▶ TASK
Output solely the number of lines containing the string "可氧化亚铁离子".

Source data:

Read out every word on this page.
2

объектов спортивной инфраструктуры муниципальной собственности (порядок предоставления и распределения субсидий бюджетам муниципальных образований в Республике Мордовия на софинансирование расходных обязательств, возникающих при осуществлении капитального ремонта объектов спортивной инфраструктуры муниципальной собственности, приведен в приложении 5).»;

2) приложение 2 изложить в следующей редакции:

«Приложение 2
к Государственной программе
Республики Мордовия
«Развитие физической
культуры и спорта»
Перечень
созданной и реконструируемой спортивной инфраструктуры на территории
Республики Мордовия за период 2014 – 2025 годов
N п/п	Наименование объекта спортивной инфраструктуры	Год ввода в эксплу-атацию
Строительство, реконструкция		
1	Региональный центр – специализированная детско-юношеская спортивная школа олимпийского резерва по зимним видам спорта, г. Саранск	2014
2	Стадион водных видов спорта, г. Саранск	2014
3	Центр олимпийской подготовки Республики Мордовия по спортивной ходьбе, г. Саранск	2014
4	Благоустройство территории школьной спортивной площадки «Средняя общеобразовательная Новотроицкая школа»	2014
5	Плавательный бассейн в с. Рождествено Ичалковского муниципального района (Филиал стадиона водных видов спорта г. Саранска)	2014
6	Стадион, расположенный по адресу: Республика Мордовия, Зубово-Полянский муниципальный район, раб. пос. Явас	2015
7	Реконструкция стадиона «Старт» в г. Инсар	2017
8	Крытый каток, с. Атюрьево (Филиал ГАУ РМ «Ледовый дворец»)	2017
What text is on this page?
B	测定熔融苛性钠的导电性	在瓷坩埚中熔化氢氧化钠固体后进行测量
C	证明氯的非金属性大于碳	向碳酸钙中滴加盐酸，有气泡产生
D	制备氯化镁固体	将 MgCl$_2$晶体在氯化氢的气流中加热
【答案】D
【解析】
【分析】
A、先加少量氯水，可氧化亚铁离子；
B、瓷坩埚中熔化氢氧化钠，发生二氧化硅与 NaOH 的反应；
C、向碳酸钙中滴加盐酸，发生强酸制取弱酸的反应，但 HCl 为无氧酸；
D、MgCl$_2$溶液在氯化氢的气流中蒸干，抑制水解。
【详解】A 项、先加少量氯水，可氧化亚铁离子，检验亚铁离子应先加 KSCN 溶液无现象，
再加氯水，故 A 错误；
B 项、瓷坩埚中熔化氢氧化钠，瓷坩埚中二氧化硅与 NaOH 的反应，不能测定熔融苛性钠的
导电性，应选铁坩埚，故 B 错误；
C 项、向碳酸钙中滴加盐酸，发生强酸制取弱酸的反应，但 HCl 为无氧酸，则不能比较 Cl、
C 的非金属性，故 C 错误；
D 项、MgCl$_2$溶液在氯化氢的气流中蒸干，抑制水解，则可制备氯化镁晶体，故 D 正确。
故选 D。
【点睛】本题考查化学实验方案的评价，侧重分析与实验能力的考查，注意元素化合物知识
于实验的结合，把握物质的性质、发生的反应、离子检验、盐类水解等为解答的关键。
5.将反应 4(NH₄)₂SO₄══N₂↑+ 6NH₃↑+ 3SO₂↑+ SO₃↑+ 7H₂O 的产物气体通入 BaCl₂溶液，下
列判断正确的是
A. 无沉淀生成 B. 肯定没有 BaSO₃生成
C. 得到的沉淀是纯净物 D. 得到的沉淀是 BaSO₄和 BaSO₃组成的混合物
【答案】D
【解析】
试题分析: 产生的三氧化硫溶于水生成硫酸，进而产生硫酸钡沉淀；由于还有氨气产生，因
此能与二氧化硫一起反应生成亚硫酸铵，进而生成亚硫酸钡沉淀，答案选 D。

▶ OUTPUT
2